Challenge:
Extract every entry word for word.

··· Dataset records ···

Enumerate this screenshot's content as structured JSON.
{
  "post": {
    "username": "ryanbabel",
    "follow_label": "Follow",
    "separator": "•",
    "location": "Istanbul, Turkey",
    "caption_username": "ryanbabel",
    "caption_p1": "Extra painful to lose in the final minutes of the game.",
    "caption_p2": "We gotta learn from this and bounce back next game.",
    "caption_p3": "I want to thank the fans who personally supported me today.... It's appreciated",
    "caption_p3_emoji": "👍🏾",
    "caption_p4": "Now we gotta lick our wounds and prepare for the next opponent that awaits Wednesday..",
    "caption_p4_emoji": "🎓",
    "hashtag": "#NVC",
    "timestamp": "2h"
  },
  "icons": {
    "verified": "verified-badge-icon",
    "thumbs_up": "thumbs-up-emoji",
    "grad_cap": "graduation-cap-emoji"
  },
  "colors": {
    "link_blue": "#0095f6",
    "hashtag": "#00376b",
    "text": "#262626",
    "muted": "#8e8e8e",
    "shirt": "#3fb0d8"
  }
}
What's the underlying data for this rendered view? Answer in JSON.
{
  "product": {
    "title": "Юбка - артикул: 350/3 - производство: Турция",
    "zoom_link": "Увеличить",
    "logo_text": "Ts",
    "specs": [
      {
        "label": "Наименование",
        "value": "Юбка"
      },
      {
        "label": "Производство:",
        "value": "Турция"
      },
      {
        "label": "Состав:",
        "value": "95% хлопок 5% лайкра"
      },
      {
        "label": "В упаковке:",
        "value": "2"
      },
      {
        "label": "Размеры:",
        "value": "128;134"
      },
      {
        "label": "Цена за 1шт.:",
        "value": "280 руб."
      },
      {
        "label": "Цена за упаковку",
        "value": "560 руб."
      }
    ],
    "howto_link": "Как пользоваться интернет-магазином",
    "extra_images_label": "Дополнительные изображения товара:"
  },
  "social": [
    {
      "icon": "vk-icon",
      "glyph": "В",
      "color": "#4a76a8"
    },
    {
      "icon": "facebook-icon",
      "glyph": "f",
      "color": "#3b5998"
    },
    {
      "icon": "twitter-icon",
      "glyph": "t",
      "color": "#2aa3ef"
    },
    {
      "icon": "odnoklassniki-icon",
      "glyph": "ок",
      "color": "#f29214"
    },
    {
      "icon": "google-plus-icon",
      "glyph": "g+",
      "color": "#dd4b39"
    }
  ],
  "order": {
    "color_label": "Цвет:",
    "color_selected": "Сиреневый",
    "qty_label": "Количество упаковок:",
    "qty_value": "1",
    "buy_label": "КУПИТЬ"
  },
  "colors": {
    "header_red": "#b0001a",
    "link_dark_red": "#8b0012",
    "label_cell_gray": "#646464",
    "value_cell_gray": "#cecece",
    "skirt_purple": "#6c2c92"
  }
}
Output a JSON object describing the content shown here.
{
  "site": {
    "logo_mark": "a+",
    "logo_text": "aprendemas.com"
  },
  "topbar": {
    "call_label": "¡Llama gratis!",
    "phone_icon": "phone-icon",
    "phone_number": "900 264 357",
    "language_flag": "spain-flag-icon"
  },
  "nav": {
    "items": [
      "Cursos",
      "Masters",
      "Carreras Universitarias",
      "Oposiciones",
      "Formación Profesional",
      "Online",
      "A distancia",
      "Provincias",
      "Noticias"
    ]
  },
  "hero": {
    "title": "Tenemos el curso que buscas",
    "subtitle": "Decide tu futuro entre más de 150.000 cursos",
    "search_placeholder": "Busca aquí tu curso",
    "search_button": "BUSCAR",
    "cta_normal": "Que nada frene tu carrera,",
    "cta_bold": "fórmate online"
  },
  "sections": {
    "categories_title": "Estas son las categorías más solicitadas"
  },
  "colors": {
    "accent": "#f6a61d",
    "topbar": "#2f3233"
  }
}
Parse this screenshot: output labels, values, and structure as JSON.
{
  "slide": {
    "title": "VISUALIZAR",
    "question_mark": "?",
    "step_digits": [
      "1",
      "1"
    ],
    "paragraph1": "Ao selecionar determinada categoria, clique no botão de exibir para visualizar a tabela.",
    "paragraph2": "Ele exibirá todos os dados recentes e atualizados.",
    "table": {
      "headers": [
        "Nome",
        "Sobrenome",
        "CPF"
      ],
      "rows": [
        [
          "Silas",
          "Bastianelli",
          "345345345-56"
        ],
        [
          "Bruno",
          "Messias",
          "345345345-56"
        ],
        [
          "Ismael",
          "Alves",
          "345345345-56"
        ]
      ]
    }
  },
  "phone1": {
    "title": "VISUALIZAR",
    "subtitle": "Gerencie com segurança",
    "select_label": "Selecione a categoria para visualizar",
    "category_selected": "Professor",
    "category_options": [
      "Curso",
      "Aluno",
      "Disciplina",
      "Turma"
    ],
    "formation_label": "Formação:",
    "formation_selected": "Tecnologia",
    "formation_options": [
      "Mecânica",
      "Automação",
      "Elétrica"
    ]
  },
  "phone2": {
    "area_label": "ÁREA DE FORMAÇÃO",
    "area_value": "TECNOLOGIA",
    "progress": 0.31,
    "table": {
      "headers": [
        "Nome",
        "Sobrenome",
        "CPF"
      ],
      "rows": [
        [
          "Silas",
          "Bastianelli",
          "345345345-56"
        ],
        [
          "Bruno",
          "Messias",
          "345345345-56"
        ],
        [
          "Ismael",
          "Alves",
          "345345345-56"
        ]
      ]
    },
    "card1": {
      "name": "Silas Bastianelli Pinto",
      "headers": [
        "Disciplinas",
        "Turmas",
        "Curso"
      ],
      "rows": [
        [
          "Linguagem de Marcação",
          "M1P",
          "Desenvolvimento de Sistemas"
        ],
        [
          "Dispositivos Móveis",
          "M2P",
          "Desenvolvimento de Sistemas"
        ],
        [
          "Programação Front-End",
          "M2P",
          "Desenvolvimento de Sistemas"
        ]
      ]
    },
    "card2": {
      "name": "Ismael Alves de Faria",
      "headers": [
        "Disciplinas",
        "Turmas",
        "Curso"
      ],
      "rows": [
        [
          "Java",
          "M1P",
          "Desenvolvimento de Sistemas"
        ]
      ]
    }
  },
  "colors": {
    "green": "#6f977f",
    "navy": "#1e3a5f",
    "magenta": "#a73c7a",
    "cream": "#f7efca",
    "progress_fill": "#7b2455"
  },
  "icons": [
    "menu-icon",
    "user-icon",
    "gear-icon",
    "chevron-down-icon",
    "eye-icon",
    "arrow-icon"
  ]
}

···

Expected answer:
Enumerate this screenshot's content as structured JSON.
{
  "post": {
    "username": "ryanbabel",
    "follow_label": "Follow",
    "separator": "•",
    "location": "Istanbul, Turkey",
    "caption_username": "ryanbabel",
    "caption_p1": "Extra painful to lose in the final minutes of the game.",
    "caption_p2": "We gotta learn from this and bounce back next game.",
    "caption_p3": "I want to thank the fans who personally supported me today.... It's appreciated",
    "caption_p3_emoji": "👍🏾",
    "caption_p4": "Now we gotta lick our wounds and prepare for the next opponent that awaits Wednesday..",
    "caption_p4_emoji": "🎓",
    "hashtag": "#NVC",
    "timestamp": "2h"
  },
  "icons": {
    "verified": "verified-badge-icon",
    "thumbs_up": "thumbs-up-emoji",
    "grad_cap": "graduation-cap-emoji"
  },
  "colors": {
    "link_blue": "#0095f6",
    "hashtag": "#00376b",
    "text": "#262626",
    "muted": "#8e8e8e",
    "shirt": "#3fb0d8"
  }
}
What's the underlying data for this rendered view? Answer in JSON.
{
  "product": {
    "title": "Юбка - артикул: 350/3 - производство: Турция",
    "zoom_link": "Увеличить",
    "logo_text": "Ts",
    "specs": [
      {
        "label": "Наименование",
        "value": "Юбка"
      },
      {
        "label": "Производство:",
        "value": "Турция"
      },
      {
        "label": "Состав:",
        "value": "95% хлопок 5% лайкра"
      },
      {
        "label": "В упаковке:",
        "value": "2"
      },
      {
        "label": "Размеры:",
        "value": "128;134"
      },
      {
        "label": "Цена за 1шт.:",
        "value": "280 руб."
      },
      {
        "label": "Цена за упаковку",
        "value": "560 руб."
      }
    ],
    "howto_link": "Как пользоваться интернет-магазином",
    "extra_images_label": "Дополнительные изображения товара:"
  },
  "social": [
    {
      "icon": "vk-icon",
      "glyph": "В",
      "color": "#4a76a8"
    },
    {
      "icon": "facebook-icon",
      "glyph": "f",
      "color": "#3b5998"
    },
    {
      "icon": "twitter-icon",
      "glyph": "t",
      "color": "#2aa3ef"
    },
    {
      "icon": "odnoklassniki-icon",
      "glyph": "ок",
      "color": "#f29214"
    },
    {
      "icon": "google-plus-icon",
      "glyph": "g+",
      "color": "#dd4b39"
    }
  ],
  "order": {
    "color_label": "Цвет:",
    "color_selected": "Сиреневый",
    "qty_label": "Количество упаковок:",
    "qty_value": "1",
    "buy_label": "КУПИТЬ"
  },
  "colors": {
    "header_red": "#b0001a",
    "link_dark_red": "#8b0012",
    "label_cell_gray": "#646464",
    "value_cell_gray": "#cecece",
    "skirt_purple": "#6c2c92"
  }
}
Output a JSON object describing the content shown here.
{
  "site": {
    "logo_mark": "a+",
    "logo_text": "aprendemas.com"
  },
  "topbar": {
    "call_label": "¡Llama gratis!",
    "phone_icon": "phone-icon",
    "phone_number": "900 264 357",
    "language_flag": "spain-flag-icon"
  },
  "nav": {
    "items": [
      "Cursos",
      "Masters",
      "Carreras Universitarias",
      "Oposiciones",
      "Formación Profesional",
      "Online",
      "A distancia",
      "Provincias",
      "Noticias"
    ]
  },
  "hero": {
    "title": "Tenemos el curso que buscas",
    "subtitle": "Decide tu futuro entre más de 150.000 cursos",
    "search_placeholder": "Busca aquí tu curso",
    "search_button": "BUSCAR",
    "cta_normal": "Que nada frene tu carrera,",
    "cta_bold": "fórmate online"
  },
  "sections": {
    "categories_title": "Estas son las categorías más solicitadas"
  },
  "colors": {
    "accent": "#f6a61d",
    "topbar": "#2f3233"
  }
}
Parse this screenshot: output labels, values, and structure as JSON.
{
  "slide": {
    "title": "VISUALIZAR",
    "question_mark": "?",
    "step_digits": [
      "1",
      "1"
    ],
    "paragraph1": "Ao selecionar determinada categoria, clique no botão de exibir para visualizar a tabela.",
    "paragraph2": "Ele exibirá todos os dados recentes e atualizados.",
    "table": {
      "headers": [
        "Nome",
        "Sobrenome",
        "CPF"
      ],
      "rows": [
        [
          "Silas",
          "Bastianelli",
          "345345345-56"
        ],
        [
          "Bruno",
          "Messias",
          "345345345-56"
        ],
        [
          "Ismael",
          "Alves",
          "345345345-56"
        ]
      ]
    }
  },
  "phone1": {
    "title": "VISUALIZAR",
    "subtitle": "Gerencie com segurança",
    "select_label": "Selecione a categoria para visualizar",
    "category_selected": "Professor",
    "category_options": [
      "Curso",
      "Aluno",
      "Disciplina",
      "Turma"
    ],
    "formation_label": "Formação:",
    "formation_selected": "Tecnologia",
    "formation_options": [
      "Mecânica",
      "Automação",
      "Elétrica"
    ]
  },
  "phone2": {
    "area_label": "ÁREA DE FORMAÇÃO",
    "area_value": "TECNOLOGIA",
    "progress": 0.31,
    "table": {
      "headers": [
        "Nome",
        "Sobrenome",
        "CPF"
      ],
      "rows": [
        [
          "Silas",
          "Bastianelli",
          "345345345-56"
        ],
        [
          "Bruno",
          "Messias",
          "345345345-56"
        ],
        [
          "Ismael",
          "Alves",
          "345345345-56"
        ]
      ]
    },
    "card1": {
      "name": "Silas Bastianelli Pinto",
      "headers": [
        "Disciplinas",
        "Turmas",
        "Curso"
      ],
      "rows": [
        [
          "Linguagem de Marcação",
          "M1P",
          "Desenvolvimento de Sistemas"
        ],
        [
          "Dispositivos Móveis",
          "M2P",
          "Desenvolvimento de Sistemas"
        ],
        [
          "Programação Front-End",
          "M2P",
          "Desenvolvimento de Sistemas"
        ]
      ]
    },
    "card2": {
      "name": "Ismael Alves de Faria",
      "headers": [
        "Disciplinas",
        "Turmas",
        "Curso"
      ],
      "rows": [
        [
          "Java",
          "M1P",
          "Desenvolvimento de Sistemas"
        ]
      ]
    }
  },
  "colors": {
    "green": "#6f977f",
    "navy": "#1e3a5f",
    "magenta": "#a73c7a",
    "cream": "#f7efca",
    "progress_fill": "#7b2455"
  },
  "icons": [
    "menu-icon",
    "user-icon",
    "gear-icon",
    "chevron-down-icon",
    "eye-icon",
    "arrow-icon"
  ]
}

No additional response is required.